Identify, in the records below, every line where the string "data" appears, and copy each such line.

[Stored entries]
.....
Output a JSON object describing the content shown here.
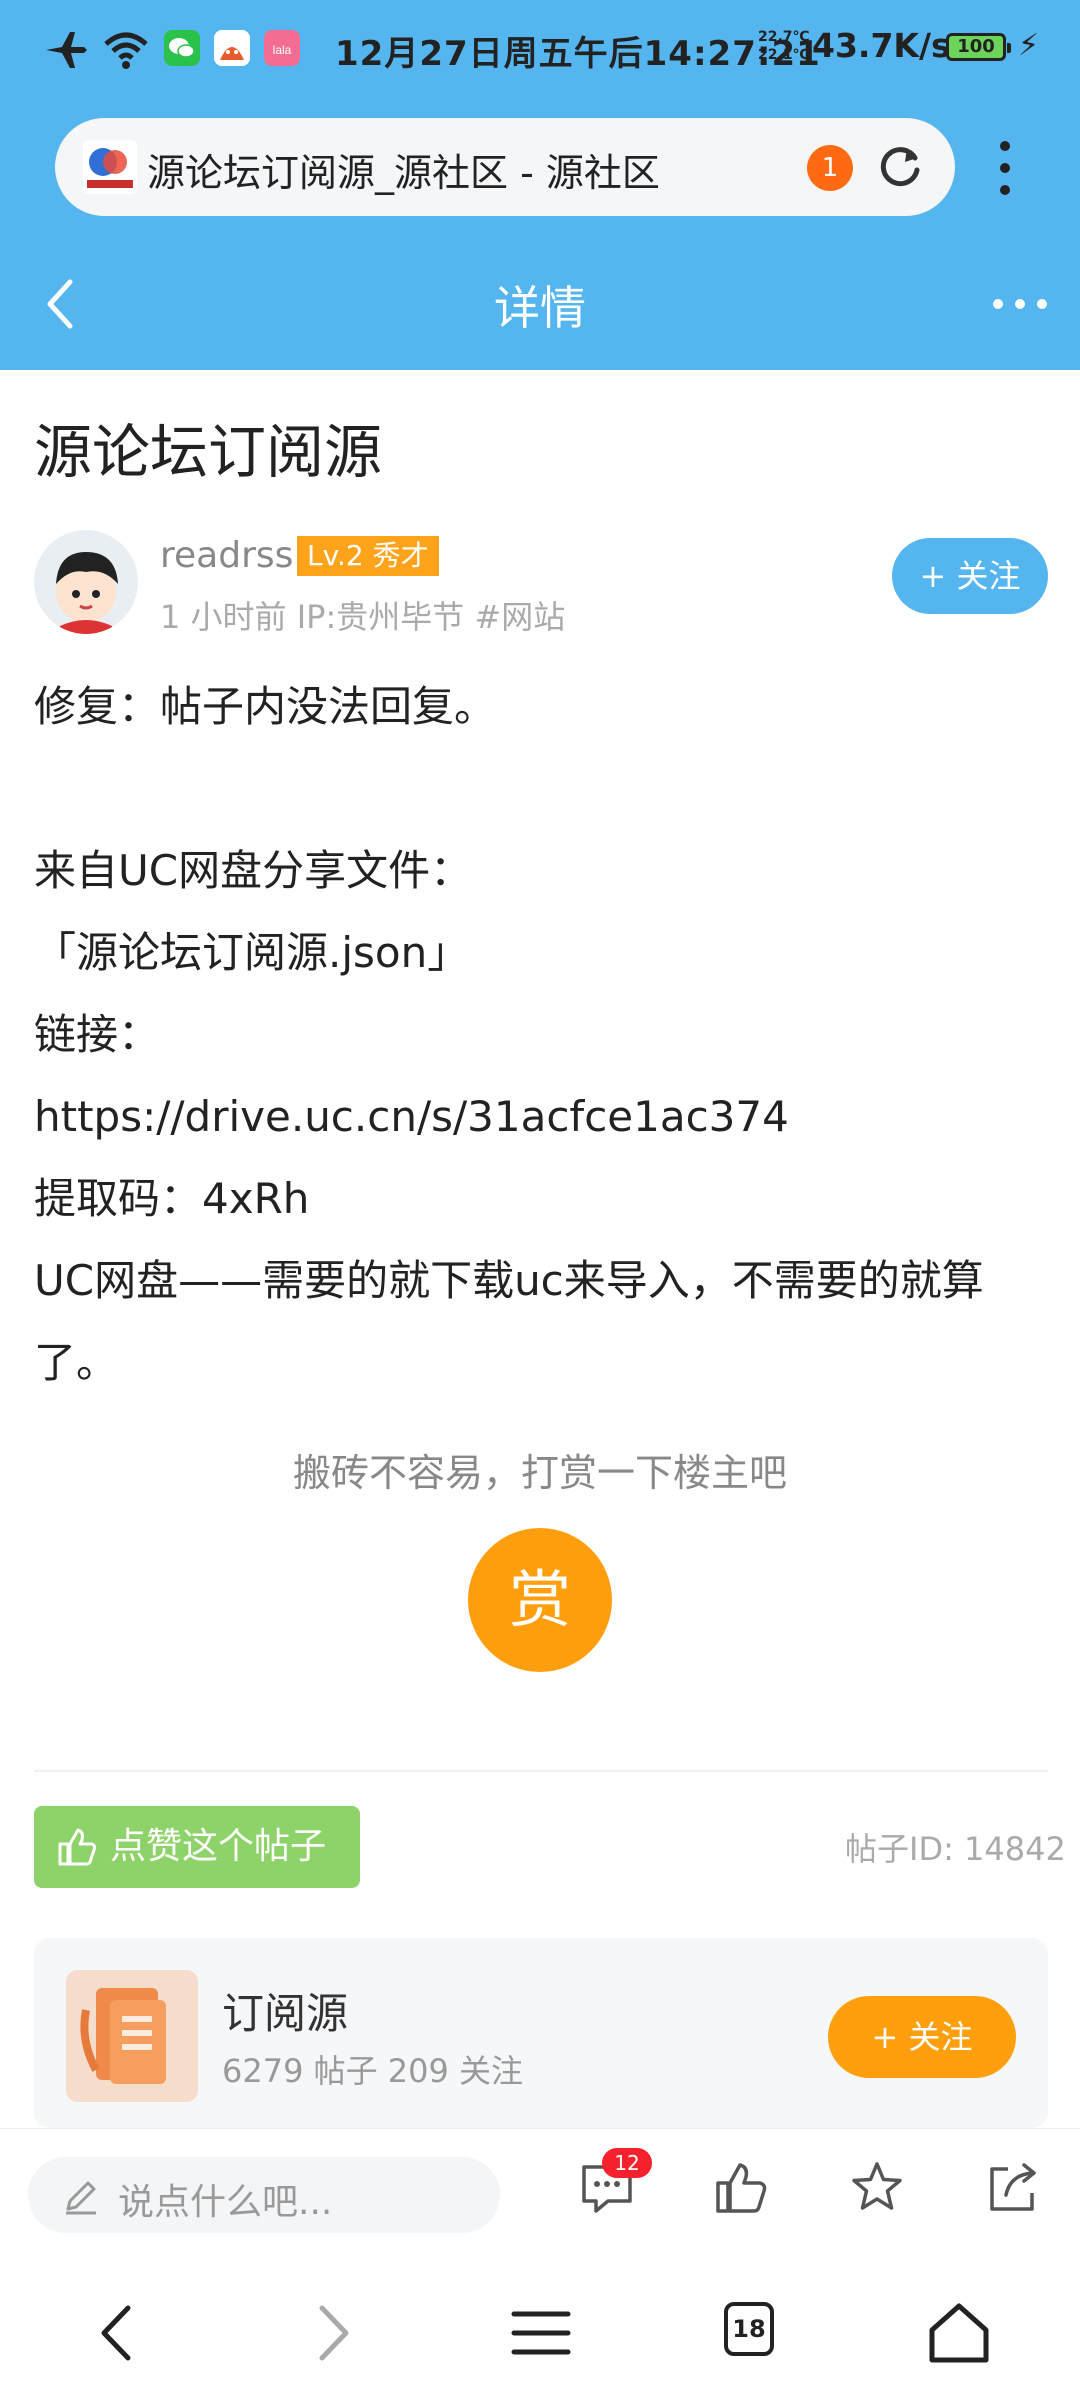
{
  "status_bar": {
    "time": "12月27日周五午后14:27:21",
    "temp_high": "22.7℃",
    "temp_low": "22.1℃",
    "net_speed": "43.7K/s",
    "battery": "100",
    "icons": [
      "airplane-icon",
      "wifi-icon",
      "wechat-icon",
      "app-icon",
      "lala-icon",
      "charging-icon"
    ]
  },
  "browser": {
    "page_title": "源论坛订阅源_源社区 - 源社区",
    "notification_count": "1"
  },
  "navbar": {
    "title": "详情"
  },
  "post": {
    "title": "源论坛订阅源",
    "author": "readrss",
    "level": "Lv.2 秀才",
    "meta": "1 小时前  IP:贵州毕节 #网站",
    "follow_label": "+ 关注",
    "lines": [
      "修复：帖子内没法回复。",
      "来自UC网盘分享文件：",
      "「源论坛订阅源.json」",
      "链接：",
      "https://drive.uc.cn/s/31acfce1ac374",
      "提取码：4xRh",
      "UC网盘——需要的就下载uc来导入，不需要的就算了。"
    ],
    "reward_tip": "搬砖不容易，打赏一下楼主吧",
    "reward_label": "赏",
    "like_label": "点赞这个帖子",
    "post_id": "帖子ID: 14842"
  },
  "topic": {
    "name": "订阅源",
    "stats": "6279 帖子   209 关注",
    "follow_label": "+ 关注"
  },
  "bottom_bar": {
    "comment_placeholder": "说点什么吧...",
    "comment_count": "12"
  },
  "system_nav": {
    "tab_count": "18"
  },
  "colors": {
    "header_blue": "#55b5ee",
    "orange": "#ff9f0e",
    "green": "#8ed36a",
    "badge_red": "#f5222d"
  }
}
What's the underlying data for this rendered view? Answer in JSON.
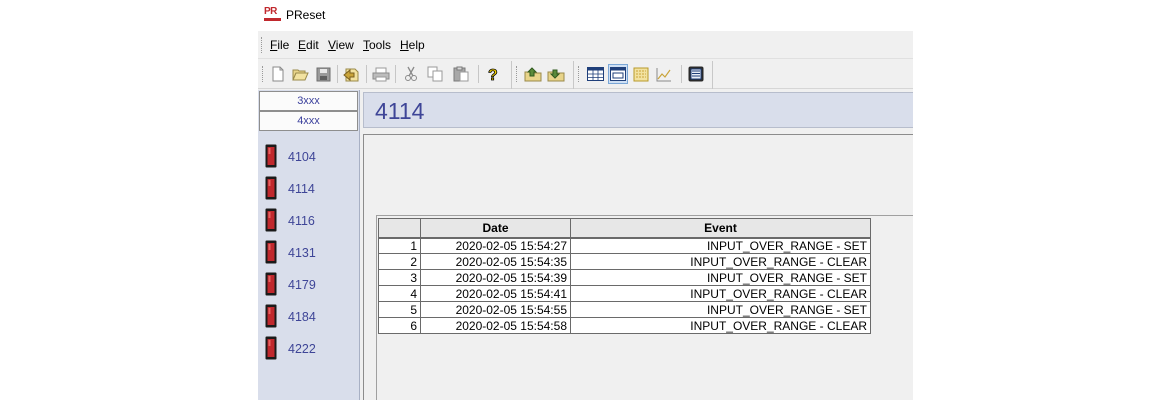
{
  "app": {
    "title": "PReset",
    "logo_text": "PR"
  },
  "menu": [
    {
      "label": "File",
      "key": "F",
      "rest": "ile"
    },
    {
      "label": "Edit",
      "key": "E",
      "rest": "dit"
    },
    {
      "label": "View",
      "key": "V",
      "rest": "iew"
    },
    {
      "label": "Tools",
      "key": "T",
      "rest": "ools"
    },
    {
      "label": "Help",
      "key": "H",
      "rest": "elp"
    }
  ],
  "toolbar": {
    "icons": [
      "new-icon",
      "open-icon",
      "save-icon",
      "wizard-icon",
      "print-icon",
      "cut-icon",
      "copy-icon",
      "paste-icon",
      "help-icon",
      "upload-icon",
      "download-icon",
      "grid-view-icon",
      "device-view-icon",
      "monitor-icon",
      "chart-icon",
      "display-icon"
    ],
    "active": "device-view-icon"
  },
  "sidebar": {
    "groups": [
      "3xxx",
      "4xxx"
    ],
    "devices": [
      "4104",
      "4114",
      "4116",
      "4131",
      "4179",
      "4184",
      "4222"
    ]
  },
  "content": {
    "header": "4114",
    "table": {
      "columns": [
        "",
        "Date",
        "Event"
      ],
      "rows": [
        [
          "1",
          "2020-02-05 15:54:27",
          "INPUT_OVER_RANGE - SET"
        ],
        [
          "2",
          "2020-02-05 15:54:35",
          "INPUT_OVER_RANGE - CLEAR"
        ],
        [
          "3",
          "2020-02-05 15:54:39",
          "INPUT_OVER_RANGE - SET"
        ],
        [
          "4",
          "2020-02-05 15:54:41",
          "INPUT_OVER_RANGE - CLEAR"
        ],
        [
          "5",
          "2020-02-05 15:54:55",
          "INPUT_OVER_RANGE - SET"
        ],
        [
          "6",
          "2020-02-05 15:54:58",
          "INPUT_OVER_RANGE - CLEAR"
        ]
      ]
    }
  },
  "colors": {
    "accent": "#3e4597",
    "panel": "#d9deeb",
    "brand": "#c0282d"
  }
}
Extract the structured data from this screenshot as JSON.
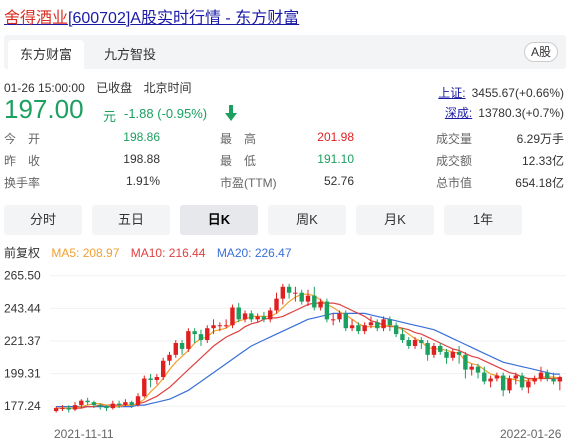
.....
WRITTEN ANSWER
What's the underlying data for this rendered view? Answer in JSON.
Extract the structured data from this screenshot as JSON.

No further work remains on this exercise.